**Required work:** Print out the records that follow, exactly and completely.

_ _ _ _ _ _ _

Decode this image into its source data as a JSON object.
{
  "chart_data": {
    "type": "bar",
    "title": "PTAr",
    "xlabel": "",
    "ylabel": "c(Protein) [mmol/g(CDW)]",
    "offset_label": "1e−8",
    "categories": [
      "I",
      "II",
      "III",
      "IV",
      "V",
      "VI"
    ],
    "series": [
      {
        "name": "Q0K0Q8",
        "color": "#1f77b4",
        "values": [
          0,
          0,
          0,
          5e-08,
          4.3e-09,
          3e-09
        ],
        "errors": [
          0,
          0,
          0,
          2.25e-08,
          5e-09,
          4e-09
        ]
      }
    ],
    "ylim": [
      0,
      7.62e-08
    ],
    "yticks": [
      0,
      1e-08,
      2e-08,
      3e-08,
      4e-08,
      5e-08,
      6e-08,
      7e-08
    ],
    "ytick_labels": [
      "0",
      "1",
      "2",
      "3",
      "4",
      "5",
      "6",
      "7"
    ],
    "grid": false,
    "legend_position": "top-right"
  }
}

_ _ _ _ _ _ _

**Solution to this problem:**
Decode this image into its source data as a JSON object.
{
  "chart_data": {
    "type": "bar",
    "title": "PTAr",
    "xlabel": "",
    "ylabel": "c(Protein) [mmol/g(CDW)]",
    "offset_label": "1e−8",
    "categories": [
      "I",
      "II",
      "III",
      "IV",
      "V",
      "VI"
    ],
    "series": [
      {
        "name": "Q0K0Q8",
        "color": "#1f77b4",
        "values": [
          0,
          0,
          0,
          5e-08,
          4.3e-09,
          3e-09
        ],
        "errors": [
          0,
          0,
          0,
          2.25e-08,
          5e-09,
          4e-09
        ]
      }
    ],
    "ylim": [
      0,
      7.62e-08
    ],
    "yticks": [
      0,
      1e-08,
      2e-08,
      3e-08,
      4e-08,
      5e-08,
      6e-08,
      7e-08
    ],
    "ytick_labels": [
      "0",
      "1",
      "2",
      "3",
      "4",
      "5",
      "6",
      "7"
    ],
    "grid": false,
    "legend_position": "top-right"
  }
}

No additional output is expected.